● **Work to complete**
Gather, from the data below, each line in which the word "AFBR" occurs.

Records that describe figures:
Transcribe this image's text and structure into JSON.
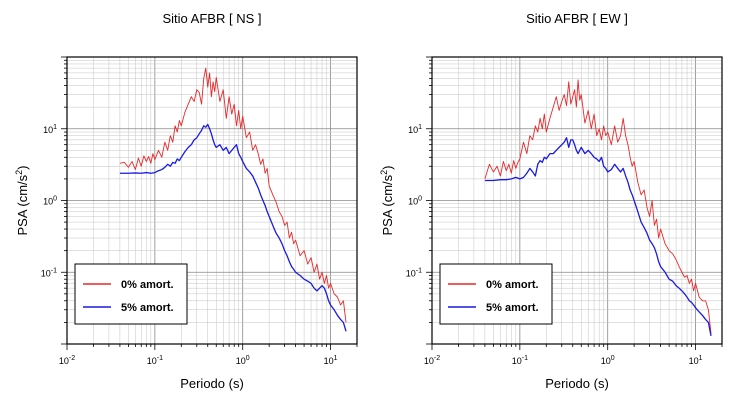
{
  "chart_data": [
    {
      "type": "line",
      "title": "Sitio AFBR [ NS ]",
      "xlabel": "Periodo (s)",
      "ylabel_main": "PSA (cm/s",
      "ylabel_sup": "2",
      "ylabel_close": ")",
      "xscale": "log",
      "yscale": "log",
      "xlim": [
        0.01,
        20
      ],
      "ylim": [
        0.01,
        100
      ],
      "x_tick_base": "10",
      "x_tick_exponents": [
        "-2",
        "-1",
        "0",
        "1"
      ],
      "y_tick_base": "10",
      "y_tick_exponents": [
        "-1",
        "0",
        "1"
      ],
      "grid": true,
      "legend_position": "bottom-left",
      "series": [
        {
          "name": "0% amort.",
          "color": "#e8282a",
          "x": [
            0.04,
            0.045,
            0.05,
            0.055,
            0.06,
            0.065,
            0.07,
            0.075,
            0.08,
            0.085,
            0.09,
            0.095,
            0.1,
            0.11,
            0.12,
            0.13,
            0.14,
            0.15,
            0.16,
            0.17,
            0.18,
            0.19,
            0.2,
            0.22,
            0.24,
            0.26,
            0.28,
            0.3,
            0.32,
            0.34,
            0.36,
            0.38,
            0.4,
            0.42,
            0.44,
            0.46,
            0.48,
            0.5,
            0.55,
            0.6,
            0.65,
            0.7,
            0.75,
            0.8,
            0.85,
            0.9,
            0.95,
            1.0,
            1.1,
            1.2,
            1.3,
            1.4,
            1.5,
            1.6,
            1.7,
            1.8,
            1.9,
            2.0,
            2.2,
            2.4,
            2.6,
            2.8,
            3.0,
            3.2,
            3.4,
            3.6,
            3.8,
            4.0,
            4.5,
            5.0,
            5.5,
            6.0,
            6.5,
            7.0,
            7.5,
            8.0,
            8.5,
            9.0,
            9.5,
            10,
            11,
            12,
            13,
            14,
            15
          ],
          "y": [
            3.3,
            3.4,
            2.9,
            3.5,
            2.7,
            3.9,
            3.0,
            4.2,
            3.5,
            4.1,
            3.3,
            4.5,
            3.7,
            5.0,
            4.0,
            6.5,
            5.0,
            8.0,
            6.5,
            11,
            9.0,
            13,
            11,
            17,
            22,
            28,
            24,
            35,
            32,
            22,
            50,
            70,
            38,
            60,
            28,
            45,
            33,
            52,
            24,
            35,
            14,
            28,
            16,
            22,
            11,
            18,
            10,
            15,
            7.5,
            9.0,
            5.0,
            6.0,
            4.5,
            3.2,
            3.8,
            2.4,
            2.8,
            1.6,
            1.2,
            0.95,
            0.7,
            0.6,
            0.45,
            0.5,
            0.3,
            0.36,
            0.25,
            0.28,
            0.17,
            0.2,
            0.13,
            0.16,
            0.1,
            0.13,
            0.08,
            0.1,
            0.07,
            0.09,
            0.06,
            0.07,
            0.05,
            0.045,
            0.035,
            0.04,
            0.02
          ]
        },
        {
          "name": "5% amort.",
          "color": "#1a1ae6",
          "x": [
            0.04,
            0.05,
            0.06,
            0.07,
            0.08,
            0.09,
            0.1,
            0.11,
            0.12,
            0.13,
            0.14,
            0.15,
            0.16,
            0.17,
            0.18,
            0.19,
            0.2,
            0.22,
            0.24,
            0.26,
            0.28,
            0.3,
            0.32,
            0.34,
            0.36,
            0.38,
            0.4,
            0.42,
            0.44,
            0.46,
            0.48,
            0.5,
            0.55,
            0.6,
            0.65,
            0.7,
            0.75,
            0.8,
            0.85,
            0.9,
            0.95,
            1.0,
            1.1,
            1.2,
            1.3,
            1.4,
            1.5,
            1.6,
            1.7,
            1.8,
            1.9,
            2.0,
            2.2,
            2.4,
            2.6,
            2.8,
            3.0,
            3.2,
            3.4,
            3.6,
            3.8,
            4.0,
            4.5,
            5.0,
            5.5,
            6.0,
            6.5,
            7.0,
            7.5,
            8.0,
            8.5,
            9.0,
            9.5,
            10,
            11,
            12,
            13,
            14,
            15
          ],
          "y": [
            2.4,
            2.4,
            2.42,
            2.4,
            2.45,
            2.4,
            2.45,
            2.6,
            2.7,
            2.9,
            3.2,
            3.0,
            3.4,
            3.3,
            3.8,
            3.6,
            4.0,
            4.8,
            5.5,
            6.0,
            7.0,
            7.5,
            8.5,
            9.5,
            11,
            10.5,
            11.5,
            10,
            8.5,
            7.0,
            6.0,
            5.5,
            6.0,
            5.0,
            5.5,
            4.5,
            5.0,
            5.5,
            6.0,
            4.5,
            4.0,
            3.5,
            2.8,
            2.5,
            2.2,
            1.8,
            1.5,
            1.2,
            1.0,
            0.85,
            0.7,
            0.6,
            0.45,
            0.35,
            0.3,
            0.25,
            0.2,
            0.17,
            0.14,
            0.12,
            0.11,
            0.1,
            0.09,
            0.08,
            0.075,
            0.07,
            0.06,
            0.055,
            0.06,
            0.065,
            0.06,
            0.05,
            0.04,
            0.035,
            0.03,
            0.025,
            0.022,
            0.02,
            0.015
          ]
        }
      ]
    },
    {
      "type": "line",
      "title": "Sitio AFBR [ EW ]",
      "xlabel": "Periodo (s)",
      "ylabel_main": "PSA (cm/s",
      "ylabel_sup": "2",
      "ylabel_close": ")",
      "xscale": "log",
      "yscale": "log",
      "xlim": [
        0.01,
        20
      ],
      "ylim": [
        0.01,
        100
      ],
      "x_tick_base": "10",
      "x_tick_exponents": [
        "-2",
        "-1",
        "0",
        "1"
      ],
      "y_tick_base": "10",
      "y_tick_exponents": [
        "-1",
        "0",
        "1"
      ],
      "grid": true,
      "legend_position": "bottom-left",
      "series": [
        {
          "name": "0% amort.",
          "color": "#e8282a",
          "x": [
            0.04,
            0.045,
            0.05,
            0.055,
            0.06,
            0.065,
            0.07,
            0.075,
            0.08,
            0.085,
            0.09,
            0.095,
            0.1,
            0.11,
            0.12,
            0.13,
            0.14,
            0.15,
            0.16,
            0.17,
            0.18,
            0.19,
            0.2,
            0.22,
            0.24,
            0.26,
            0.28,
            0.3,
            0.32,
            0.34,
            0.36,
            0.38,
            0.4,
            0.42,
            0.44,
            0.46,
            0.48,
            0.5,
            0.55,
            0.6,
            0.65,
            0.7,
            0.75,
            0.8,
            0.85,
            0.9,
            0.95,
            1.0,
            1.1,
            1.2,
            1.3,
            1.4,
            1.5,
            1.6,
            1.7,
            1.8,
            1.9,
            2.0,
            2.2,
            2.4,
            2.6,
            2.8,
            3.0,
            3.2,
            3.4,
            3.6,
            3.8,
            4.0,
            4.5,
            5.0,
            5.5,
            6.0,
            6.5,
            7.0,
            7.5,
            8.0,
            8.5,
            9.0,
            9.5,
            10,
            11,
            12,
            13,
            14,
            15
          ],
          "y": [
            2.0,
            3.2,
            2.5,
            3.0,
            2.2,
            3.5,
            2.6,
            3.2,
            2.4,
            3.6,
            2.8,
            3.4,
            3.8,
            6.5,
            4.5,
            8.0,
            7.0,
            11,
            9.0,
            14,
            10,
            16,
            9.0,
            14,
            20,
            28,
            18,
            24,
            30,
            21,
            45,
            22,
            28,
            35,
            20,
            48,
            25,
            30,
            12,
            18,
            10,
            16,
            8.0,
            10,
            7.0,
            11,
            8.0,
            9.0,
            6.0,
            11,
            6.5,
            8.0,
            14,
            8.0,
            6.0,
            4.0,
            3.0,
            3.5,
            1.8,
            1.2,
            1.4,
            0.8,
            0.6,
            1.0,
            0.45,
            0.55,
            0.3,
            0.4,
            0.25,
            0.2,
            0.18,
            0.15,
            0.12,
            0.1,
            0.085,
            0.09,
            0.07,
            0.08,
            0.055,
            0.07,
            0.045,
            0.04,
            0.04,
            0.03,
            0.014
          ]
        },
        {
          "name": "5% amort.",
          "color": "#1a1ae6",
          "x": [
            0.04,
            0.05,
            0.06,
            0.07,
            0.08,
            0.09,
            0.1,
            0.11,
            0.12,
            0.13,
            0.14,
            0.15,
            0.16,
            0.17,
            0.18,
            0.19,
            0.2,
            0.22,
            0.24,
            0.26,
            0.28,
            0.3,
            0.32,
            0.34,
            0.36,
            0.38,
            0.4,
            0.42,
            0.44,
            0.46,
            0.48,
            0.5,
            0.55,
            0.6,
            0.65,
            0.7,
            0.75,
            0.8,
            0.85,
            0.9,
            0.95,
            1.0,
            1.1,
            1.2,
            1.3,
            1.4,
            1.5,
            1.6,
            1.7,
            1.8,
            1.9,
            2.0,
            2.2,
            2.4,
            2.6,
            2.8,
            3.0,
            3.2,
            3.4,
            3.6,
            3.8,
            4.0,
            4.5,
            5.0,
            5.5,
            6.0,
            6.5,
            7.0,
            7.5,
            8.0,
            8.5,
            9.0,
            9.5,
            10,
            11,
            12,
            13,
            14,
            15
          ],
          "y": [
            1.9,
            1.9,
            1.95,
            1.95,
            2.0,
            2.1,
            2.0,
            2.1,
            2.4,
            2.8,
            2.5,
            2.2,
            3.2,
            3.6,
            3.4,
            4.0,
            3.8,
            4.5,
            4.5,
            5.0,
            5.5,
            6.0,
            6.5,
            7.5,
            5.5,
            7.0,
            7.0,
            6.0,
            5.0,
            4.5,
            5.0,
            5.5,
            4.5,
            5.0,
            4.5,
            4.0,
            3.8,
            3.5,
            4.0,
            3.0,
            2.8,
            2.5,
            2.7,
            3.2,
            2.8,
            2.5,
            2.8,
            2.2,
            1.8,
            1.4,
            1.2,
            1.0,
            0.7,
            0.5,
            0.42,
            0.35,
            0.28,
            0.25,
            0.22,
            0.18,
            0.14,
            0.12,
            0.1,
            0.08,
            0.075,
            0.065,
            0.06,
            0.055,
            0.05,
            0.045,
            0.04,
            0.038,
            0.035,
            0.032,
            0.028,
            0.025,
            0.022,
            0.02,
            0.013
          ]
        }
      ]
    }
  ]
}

--

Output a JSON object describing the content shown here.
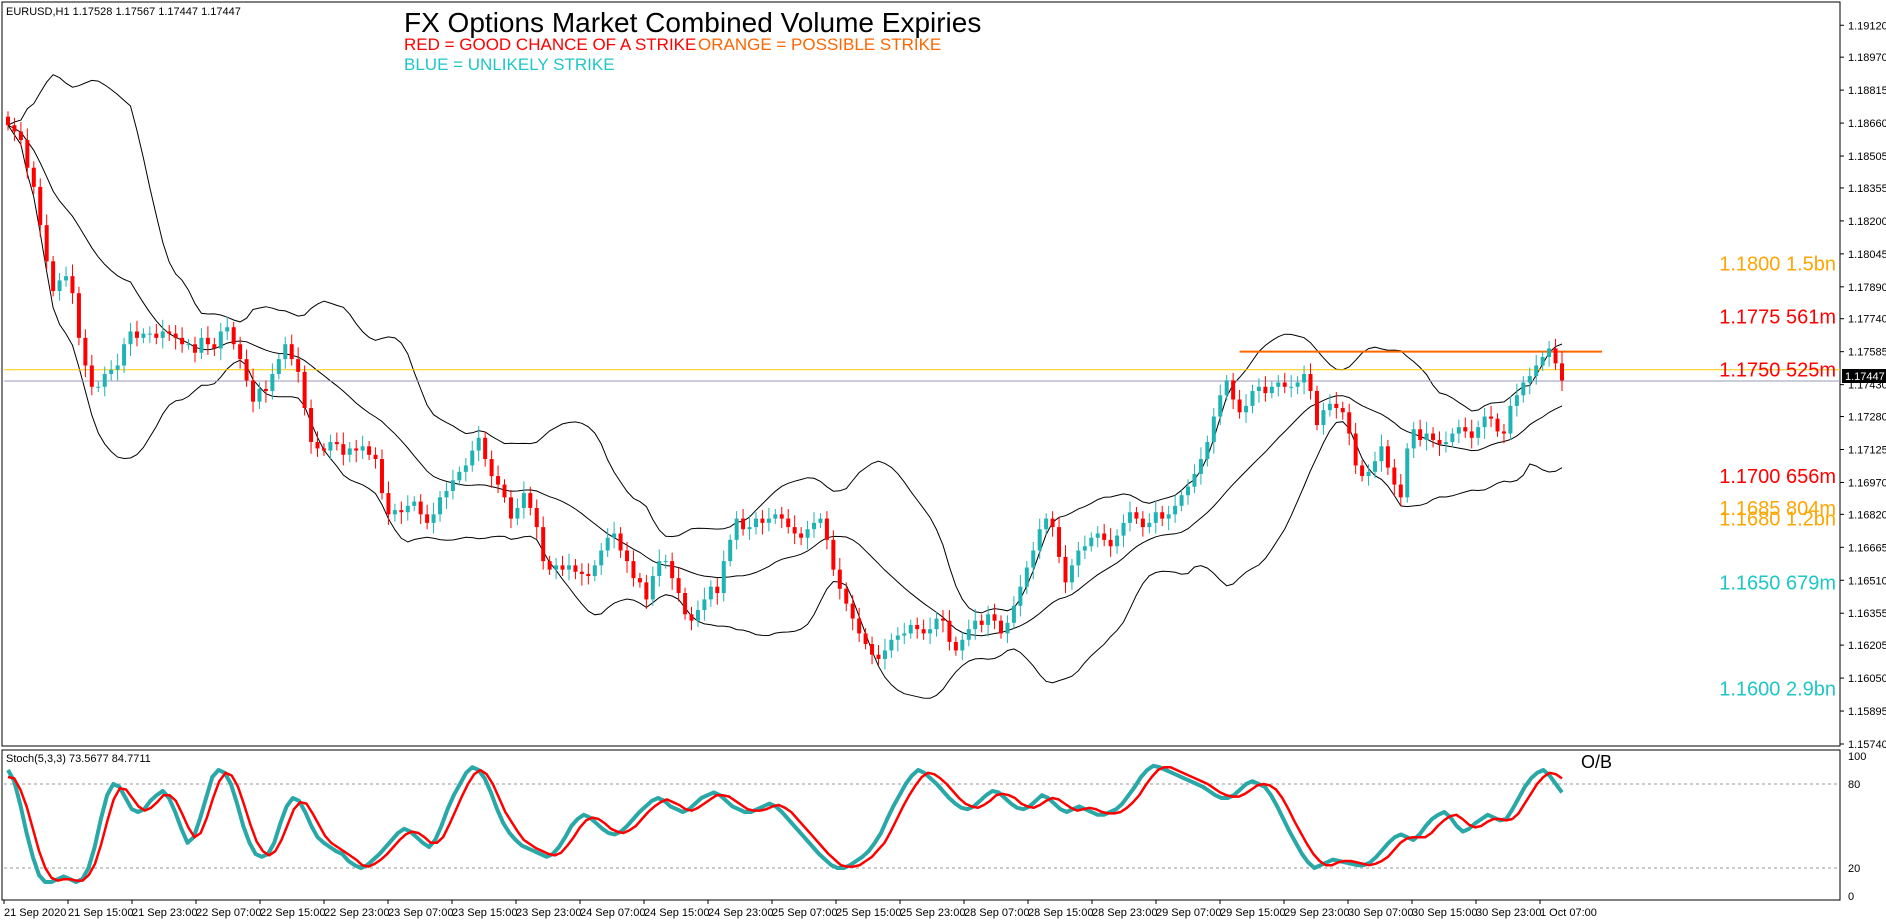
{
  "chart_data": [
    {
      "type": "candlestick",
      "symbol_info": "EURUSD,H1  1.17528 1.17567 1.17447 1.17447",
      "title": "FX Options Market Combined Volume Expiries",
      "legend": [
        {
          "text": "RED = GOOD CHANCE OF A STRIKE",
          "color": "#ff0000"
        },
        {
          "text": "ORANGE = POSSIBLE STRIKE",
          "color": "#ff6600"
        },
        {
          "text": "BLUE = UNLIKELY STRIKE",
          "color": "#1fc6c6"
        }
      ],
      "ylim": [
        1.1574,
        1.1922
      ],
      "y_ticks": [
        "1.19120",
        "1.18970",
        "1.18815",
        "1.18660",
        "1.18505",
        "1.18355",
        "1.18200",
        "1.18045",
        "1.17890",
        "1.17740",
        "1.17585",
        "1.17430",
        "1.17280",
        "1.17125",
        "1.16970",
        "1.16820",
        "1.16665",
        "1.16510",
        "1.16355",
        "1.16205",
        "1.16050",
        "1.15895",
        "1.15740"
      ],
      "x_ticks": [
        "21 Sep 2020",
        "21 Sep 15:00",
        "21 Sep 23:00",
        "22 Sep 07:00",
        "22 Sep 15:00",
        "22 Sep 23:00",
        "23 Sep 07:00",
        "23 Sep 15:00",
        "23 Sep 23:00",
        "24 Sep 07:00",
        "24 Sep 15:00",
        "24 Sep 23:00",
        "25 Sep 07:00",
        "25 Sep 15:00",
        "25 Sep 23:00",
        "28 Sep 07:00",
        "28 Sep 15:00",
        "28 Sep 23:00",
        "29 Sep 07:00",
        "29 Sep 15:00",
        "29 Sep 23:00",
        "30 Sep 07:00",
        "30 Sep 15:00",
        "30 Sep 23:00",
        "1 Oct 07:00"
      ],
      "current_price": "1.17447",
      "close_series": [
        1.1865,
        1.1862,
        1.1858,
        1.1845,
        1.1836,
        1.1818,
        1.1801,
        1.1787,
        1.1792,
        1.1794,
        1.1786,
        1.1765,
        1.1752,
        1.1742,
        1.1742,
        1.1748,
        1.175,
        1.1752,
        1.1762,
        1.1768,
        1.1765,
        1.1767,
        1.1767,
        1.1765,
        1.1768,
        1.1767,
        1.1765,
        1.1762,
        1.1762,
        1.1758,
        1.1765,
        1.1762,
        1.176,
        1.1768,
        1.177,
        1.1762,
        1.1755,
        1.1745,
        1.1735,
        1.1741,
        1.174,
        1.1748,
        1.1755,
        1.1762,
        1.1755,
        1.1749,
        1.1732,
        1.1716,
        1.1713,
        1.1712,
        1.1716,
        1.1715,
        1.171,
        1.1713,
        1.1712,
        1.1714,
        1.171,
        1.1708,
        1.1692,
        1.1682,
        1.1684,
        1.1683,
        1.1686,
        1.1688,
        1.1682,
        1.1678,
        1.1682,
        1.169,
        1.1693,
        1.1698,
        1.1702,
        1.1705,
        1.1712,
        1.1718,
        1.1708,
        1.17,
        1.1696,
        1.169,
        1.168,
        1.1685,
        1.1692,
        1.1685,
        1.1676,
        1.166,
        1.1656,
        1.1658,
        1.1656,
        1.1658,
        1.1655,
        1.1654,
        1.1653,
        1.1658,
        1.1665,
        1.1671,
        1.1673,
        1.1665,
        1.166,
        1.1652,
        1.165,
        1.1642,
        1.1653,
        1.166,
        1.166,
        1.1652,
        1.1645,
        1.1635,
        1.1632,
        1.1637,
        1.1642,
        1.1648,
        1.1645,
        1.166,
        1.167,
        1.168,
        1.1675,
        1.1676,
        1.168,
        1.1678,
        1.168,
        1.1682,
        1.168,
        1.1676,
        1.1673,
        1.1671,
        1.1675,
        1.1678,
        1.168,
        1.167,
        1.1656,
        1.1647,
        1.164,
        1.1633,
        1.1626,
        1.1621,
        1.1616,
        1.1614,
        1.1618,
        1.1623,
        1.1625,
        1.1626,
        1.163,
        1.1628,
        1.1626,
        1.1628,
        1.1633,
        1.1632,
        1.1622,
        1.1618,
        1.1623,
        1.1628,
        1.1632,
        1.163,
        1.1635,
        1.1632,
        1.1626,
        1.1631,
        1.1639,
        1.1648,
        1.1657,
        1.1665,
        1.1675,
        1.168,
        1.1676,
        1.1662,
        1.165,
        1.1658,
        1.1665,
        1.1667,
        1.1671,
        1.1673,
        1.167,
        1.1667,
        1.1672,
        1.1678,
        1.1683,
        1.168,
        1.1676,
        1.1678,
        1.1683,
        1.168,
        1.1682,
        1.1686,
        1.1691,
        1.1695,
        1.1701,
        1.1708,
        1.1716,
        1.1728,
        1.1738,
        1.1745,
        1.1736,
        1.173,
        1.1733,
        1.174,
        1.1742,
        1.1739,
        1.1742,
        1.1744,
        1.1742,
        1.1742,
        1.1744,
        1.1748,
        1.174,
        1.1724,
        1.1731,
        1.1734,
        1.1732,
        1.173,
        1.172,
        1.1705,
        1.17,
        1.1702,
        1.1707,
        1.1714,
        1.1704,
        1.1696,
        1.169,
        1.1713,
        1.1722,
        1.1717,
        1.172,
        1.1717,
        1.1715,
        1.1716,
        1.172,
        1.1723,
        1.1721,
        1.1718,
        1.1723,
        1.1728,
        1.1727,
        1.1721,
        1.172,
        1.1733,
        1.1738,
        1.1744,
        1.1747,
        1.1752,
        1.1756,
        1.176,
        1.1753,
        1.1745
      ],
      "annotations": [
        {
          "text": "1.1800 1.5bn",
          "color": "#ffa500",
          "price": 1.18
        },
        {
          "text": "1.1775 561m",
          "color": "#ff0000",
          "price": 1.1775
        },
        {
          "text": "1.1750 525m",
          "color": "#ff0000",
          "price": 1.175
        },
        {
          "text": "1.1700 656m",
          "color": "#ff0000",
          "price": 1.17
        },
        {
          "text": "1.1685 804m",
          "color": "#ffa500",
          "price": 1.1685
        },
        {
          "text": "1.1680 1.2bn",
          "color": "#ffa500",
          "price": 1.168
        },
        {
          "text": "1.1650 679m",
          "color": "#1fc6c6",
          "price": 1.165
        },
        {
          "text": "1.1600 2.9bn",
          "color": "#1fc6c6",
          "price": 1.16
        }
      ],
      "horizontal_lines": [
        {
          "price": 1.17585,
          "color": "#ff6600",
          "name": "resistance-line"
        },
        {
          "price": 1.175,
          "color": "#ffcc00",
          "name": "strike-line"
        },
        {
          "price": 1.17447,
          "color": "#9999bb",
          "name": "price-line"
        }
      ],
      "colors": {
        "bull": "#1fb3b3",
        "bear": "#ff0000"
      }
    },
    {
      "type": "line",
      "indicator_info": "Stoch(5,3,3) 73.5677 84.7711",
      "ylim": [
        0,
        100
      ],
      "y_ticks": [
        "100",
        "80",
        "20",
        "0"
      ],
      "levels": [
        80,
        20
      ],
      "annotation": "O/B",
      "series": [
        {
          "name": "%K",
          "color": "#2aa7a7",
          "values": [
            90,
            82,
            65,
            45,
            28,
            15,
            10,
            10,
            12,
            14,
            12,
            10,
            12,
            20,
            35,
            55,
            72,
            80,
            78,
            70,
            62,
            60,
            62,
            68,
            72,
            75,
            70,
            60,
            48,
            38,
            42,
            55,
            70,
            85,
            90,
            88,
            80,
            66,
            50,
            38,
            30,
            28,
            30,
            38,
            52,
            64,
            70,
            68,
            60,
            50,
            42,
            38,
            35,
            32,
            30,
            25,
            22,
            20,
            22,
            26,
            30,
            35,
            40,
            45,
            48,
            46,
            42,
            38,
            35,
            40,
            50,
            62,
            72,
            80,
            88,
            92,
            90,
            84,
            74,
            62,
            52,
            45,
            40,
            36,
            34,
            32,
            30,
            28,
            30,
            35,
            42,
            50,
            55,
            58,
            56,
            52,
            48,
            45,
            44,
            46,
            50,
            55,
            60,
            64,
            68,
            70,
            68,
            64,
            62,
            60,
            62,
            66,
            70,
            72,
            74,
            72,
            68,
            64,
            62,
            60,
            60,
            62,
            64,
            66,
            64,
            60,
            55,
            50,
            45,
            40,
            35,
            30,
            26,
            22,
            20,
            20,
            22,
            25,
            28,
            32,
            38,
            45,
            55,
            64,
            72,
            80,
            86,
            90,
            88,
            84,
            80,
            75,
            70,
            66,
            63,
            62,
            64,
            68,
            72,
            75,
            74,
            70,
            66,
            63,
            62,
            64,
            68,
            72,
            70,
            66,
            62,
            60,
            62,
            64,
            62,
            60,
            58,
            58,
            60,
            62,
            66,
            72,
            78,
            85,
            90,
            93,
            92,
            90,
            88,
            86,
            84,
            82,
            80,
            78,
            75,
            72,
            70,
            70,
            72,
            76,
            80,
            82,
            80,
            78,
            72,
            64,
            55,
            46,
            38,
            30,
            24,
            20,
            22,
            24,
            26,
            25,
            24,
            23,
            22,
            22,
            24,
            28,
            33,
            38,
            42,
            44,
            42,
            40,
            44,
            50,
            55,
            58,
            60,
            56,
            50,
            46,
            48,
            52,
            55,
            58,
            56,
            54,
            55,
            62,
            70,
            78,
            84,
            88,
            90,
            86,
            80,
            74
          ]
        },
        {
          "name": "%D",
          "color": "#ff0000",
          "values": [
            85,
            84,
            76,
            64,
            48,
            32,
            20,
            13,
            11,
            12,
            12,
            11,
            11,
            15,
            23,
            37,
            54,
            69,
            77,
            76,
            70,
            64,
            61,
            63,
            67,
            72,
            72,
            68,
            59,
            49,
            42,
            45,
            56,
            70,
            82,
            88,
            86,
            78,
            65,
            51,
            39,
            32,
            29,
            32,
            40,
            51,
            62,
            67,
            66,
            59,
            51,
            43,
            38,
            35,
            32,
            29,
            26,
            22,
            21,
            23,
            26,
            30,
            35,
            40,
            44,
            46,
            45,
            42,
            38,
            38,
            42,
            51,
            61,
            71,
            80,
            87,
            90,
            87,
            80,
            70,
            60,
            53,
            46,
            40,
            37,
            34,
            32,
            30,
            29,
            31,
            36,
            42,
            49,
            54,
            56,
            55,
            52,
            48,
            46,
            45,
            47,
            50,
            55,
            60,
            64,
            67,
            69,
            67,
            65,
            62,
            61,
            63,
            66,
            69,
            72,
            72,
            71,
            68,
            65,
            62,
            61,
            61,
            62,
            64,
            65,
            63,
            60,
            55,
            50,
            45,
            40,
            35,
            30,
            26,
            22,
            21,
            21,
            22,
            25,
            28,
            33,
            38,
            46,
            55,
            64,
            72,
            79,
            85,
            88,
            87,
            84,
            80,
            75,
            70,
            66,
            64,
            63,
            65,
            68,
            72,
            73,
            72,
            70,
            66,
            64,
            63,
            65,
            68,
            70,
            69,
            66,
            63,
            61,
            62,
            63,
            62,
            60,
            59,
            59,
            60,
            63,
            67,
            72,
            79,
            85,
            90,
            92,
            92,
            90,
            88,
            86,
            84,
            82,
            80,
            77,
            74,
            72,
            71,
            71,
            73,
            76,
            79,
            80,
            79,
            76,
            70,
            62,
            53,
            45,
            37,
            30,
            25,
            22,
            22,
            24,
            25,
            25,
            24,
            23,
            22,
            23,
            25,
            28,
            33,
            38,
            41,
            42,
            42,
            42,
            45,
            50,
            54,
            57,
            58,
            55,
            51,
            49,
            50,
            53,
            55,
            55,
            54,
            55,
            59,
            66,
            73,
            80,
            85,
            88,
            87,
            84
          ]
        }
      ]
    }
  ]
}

● **Worked answer**
      "title": "Sitio AFBR [ NS ]",
      "title": "Sitio AFBR [ EW ]",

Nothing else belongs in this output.